[[ QUOTED PASSAGE open ]]

This is the sbatch template I am using:

#!/bin/bash

# THIS FILE IS GENERATED BY AUTOMATION SCRIPT! PLEASE REFER TO ORIGINAL SCRIPT!
# THIS FILE IS A TEMPLATE AND IT SHOULD NOT BE DEPLOYED TO PRODUCTION!

#SBATCH --partition={{PARTITION_NAME}}
#SBATCH --job-name={{JOB_NAME}}
#SBATCH --output={{JOB_NAME}}.log
{{GIVEN_NODE}}

### This script works for any number of nodes, Ray will find and manage all resources
#SBATCH --nodes={{NUM_NODES}}
#SBATCH --exclusive

### Give all resources to a single Ray task, ray can manage the resources internally
#SBATCH --ntasks-per-node=1
###### --gpus-per-task={{NUM_GPUS_PER_NODE}}
### See this stack for gpu info: https://stackoverflow.com/questions/67091056/gpu-allocation-in-slurm-gres-vs-gpus-per-task-and-mpirun-vs-srun
#SBATCH --gres=gpu:6

#SBATCH --time={{DAYS}}-00:00:00     ### Wall clock time limit in Days-HH:MM:SS
#SBATCH --account=XXX  ### Account used for job submission

#SBATCH --mail-type=ALL


# Load modules or your own conda environment here
# module load pytorch/v1.4.0-gpu
# conda activate {{CONDA_ENV}}
module load cuda/11.5.1
{{LOAD_ENV}}

################# DON NOT CHANGE THINGS HERE UNLESS YOU KNOW WHAT YOU ARE DOING ###############
# This script is a modification to the implementation suggest by gregSchwartz18 here:
# https://github.com/ray-project/ray/issues/826#issuecomment-522116599
redis_password=$(uuidgen)

[[ QUOTED PASSAGE closed ]]
[[ RECORDED DATA open ]]

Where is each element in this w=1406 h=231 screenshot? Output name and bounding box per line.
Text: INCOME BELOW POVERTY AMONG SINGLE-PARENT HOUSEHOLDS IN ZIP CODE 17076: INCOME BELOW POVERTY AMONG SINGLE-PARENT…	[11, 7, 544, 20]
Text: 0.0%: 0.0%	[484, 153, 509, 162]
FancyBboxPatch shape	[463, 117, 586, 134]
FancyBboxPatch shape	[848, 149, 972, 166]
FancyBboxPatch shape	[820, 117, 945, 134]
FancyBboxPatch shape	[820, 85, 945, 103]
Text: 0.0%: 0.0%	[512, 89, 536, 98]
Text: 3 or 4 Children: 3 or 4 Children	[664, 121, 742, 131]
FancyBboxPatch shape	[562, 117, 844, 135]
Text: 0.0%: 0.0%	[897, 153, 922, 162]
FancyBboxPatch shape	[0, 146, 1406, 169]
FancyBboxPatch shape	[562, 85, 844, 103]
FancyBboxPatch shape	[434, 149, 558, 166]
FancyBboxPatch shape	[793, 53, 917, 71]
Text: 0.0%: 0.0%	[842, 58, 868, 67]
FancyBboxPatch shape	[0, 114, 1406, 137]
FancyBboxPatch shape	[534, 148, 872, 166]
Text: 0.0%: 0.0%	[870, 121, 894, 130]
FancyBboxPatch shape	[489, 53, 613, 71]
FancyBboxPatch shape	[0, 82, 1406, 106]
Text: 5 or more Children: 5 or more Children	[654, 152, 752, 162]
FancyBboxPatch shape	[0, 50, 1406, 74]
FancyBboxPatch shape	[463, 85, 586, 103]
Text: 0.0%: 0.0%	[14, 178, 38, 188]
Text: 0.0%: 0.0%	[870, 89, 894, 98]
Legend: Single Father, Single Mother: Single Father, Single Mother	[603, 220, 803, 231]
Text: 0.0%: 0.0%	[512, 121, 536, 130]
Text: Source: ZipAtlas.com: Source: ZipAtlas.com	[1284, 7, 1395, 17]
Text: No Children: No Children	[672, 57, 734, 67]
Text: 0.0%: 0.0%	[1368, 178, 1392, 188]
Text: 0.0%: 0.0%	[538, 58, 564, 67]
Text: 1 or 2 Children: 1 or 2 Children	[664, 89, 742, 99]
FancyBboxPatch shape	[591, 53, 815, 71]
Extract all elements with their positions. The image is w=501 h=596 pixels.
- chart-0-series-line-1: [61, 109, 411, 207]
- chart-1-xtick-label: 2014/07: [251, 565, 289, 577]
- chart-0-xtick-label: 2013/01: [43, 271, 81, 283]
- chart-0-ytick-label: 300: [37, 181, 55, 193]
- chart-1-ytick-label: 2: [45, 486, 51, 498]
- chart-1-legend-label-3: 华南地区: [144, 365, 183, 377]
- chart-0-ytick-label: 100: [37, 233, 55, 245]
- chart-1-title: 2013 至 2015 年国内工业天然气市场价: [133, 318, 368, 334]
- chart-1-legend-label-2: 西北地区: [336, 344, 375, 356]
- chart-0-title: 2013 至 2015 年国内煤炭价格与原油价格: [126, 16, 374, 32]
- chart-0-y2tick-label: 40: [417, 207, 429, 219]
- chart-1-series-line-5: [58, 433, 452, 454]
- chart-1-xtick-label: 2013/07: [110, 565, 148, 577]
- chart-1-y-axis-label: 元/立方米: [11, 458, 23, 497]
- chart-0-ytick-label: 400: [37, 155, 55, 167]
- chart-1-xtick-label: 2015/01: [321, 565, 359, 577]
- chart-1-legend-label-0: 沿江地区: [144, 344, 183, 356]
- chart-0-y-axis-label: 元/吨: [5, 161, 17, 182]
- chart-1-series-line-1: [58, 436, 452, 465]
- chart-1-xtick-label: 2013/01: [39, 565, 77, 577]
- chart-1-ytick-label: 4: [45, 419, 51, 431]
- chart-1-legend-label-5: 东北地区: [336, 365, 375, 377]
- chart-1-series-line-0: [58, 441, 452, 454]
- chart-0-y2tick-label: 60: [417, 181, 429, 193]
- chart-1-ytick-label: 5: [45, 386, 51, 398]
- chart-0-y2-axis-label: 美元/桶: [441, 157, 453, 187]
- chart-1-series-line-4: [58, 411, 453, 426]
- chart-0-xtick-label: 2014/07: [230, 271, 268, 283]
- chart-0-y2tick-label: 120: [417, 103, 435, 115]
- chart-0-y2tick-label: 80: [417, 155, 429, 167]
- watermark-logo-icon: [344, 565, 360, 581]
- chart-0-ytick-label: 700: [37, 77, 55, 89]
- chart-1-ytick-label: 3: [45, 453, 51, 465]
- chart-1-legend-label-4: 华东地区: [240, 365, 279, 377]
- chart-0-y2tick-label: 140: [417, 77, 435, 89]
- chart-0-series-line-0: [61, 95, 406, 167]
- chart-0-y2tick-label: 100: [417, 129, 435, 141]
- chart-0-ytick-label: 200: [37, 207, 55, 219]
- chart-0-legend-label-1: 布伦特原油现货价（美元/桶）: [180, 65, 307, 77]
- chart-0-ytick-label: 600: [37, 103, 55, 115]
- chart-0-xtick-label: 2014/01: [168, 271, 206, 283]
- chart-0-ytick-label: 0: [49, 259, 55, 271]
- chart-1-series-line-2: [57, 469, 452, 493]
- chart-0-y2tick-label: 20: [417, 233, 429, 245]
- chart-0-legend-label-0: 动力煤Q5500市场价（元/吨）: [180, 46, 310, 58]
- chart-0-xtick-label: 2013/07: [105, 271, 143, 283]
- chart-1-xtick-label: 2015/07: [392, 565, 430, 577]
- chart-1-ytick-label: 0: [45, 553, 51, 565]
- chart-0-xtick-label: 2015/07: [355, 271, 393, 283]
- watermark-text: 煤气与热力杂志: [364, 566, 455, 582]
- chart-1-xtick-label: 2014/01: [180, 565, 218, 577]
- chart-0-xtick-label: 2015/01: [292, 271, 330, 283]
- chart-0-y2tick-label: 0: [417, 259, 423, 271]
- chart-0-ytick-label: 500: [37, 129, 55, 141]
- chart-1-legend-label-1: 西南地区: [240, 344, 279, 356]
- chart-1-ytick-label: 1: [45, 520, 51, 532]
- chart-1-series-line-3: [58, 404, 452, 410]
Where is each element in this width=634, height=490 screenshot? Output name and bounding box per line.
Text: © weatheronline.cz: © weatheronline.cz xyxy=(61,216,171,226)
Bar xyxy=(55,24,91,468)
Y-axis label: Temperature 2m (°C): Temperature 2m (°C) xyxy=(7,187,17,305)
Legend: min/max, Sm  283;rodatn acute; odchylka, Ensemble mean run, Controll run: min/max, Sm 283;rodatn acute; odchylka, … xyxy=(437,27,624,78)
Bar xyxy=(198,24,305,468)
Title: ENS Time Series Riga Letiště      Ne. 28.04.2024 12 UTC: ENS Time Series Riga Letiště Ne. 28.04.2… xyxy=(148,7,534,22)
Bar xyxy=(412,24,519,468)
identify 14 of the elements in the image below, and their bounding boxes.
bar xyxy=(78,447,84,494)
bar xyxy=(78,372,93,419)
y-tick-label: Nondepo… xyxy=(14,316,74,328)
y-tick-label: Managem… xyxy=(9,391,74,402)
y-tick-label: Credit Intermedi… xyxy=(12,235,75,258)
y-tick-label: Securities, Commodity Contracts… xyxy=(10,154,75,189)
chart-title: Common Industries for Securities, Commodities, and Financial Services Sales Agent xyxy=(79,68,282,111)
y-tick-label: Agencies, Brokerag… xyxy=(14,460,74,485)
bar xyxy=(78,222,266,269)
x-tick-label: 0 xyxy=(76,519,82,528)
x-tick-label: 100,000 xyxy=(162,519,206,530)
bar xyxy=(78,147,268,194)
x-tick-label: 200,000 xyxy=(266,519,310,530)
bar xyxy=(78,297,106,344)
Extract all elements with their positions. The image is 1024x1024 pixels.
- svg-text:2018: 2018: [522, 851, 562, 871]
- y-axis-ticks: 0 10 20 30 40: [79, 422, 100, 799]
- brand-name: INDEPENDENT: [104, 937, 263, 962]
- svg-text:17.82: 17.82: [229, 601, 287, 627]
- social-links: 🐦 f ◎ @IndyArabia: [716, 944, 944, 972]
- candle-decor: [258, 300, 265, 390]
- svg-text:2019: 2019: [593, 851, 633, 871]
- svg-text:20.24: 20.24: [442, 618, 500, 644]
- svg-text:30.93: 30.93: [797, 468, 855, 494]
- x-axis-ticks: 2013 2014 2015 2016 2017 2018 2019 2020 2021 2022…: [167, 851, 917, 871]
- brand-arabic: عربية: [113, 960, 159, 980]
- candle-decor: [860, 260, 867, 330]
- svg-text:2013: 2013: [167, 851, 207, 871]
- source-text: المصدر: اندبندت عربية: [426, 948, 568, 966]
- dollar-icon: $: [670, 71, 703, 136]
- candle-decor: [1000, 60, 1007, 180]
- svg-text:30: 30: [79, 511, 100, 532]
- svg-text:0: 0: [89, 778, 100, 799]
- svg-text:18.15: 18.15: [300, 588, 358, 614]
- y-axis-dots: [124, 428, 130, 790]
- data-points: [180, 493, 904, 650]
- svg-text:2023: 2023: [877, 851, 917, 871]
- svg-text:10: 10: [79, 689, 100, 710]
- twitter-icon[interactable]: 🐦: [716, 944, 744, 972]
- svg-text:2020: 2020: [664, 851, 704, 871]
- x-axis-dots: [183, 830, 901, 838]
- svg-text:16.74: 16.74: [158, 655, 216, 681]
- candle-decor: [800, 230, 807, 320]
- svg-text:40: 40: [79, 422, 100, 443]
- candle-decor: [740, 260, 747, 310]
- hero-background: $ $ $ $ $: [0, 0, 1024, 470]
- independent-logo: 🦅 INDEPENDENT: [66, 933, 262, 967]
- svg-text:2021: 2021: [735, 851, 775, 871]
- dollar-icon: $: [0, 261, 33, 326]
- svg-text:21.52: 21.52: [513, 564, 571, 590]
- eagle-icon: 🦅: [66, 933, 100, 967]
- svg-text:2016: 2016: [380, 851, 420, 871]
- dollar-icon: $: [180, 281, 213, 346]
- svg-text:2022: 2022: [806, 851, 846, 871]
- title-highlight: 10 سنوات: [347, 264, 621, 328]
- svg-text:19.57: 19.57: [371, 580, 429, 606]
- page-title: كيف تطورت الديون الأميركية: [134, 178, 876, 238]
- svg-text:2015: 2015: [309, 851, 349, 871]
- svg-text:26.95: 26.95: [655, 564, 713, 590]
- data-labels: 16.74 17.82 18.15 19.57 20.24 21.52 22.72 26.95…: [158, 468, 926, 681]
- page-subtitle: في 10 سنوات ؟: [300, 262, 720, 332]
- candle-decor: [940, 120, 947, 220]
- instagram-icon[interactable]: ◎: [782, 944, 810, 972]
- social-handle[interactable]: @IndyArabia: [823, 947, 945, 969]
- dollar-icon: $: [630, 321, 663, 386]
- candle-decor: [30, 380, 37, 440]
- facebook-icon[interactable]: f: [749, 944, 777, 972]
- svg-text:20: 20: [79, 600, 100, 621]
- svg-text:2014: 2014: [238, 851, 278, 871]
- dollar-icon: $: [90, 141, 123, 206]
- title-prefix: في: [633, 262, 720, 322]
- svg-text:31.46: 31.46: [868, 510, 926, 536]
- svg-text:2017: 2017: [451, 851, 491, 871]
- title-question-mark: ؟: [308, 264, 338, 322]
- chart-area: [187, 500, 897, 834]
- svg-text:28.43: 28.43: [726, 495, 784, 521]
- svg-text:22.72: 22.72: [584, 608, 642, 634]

[[ RECORDED DATA closed ]]

--- WHAT YOU NEED TO DO ---
1. Say whether each statement agrees with the sbatch template, answering yes or no and quoting the deciding words: (a) The template requests six GPUs through the --gres option. (b) The template runs one task on each node. (c) The template loads CUDA version 12.
2. Reproduce the part of the sbatch template starting at "################# DON NOT" and ending at "redis_password=$(uuidgen)".
You will not need the dataset lines.

--- EXERCISE SOLUTIONS ---
1.
(a) Yes: "#SBATCH --gres=gpu:6"
(b) Yes: "#SBATCH --ntasks-per-node=1"
(c) No: "module load cuda/11.5.1"

2.
################# DON NOT CHANGE THINGS HERE UNLESS YOU KNOW WHAT YOU ARE DOING ###############
# This script is a modification to the implementation suggest by gregSchwartz18 here:
# https://github.com/ray-project/ray/issues/826#issuecomment-522116599
redis_password=$(uuidgen)